— Begin RECORDS SUPPLIED —

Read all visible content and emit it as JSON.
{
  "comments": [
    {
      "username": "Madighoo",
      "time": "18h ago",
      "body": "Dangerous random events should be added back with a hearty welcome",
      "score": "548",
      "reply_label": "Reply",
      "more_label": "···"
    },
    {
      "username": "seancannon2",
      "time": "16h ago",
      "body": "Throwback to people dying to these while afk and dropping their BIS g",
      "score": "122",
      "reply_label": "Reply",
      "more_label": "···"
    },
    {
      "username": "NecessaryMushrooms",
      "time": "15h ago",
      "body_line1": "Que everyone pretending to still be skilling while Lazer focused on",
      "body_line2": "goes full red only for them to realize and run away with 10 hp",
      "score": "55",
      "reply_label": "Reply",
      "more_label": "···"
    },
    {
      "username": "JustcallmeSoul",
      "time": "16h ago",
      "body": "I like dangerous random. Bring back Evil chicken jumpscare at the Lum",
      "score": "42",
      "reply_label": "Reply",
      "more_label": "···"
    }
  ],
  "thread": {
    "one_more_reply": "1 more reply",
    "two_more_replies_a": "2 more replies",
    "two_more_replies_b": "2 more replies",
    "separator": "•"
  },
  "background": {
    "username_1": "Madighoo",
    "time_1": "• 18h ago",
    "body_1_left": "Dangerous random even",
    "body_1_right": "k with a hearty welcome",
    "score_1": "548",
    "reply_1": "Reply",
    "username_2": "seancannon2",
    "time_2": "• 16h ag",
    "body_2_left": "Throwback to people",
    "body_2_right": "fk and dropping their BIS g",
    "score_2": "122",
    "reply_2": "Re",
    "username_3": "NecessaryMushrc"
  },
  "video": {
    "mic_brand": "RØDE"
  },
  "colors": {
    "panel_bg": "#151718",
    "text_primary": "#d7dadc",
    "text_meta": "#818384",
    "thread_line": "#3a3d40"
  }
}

— End RECORDS SUPPLIED —

■ TASK BRIEF ■
Generate an exact reproduction of all entries.

■ IN RESPONSE ■
Read all visible content and emit it as JSON.
{
  "comments": [
    {
      "username": "Madighoo",
      "time": "18h ago",
      "body": "Dangerous random events should be added back with a hearty welcome",
      "score": "548",
      "reply_label": "Reply",
      "more_label": "···"
    },
    {
      "username": "seancannon2",
      "time": "16h ago",
      "body": "Throwback to people dying to these while afk and dropping their BIS g",
      "score": "122",
      "reply_label": "Reply",
      "more_label": "···"
    },
    {
      "username": "NecessaryMushrooms",
      "time": "15h ago",
      "body_line1": "Que everyone pretending to still be skilling while Lazer focused on",
      "body_line2": "goes full red only for them to realize and run away with 10 hp",
      "score": "55",
      "reply_label": "Reply",
      "more_label": "···"
    },
    {
      "username": "JustcallmeSoul",
      "time": "16h ago",
      "body": "I like dangerous random. Bring back Evil chicken jumpscare at the Lum",
      "score": "42",
      "reply_label": "Reply",
      "more_label": "···"
    }
  ],
  "thread": {
    "one_more_reply": "1 more reply",
    "two_more_replies_a": "2 more replies",
    "two_more_replies_b": "2 more replies",
    "separator": "•"
  },
  "background": {
    "username_1": "Madighoo",
    "time_1": "• 18h ago",
    "body_1_left": "Dangerous random even",
    "body_1_right": "k with a hearty welcome",
    "score_1": "548",
    "reply_1": "Reply",
    "username_2": "seancannon2",
    "time_2": "• 16h ag",
    "body_2_left": "Throwback to people",
    "body_2_right": "fk and dropping their BIS g",
    "score_2": "122",
    "reply_2": "Re",
    "username_3": "NecessaryMushrc"
  },
  "video": {
    "mic_brand": "RØDE"
  },
  "colors": {
    "panel_bg": "#151718",
    "text_primary": "#d7dadc",
    "text_meta": "#818384",
    "thread_line": "#3a3d40"
  }
}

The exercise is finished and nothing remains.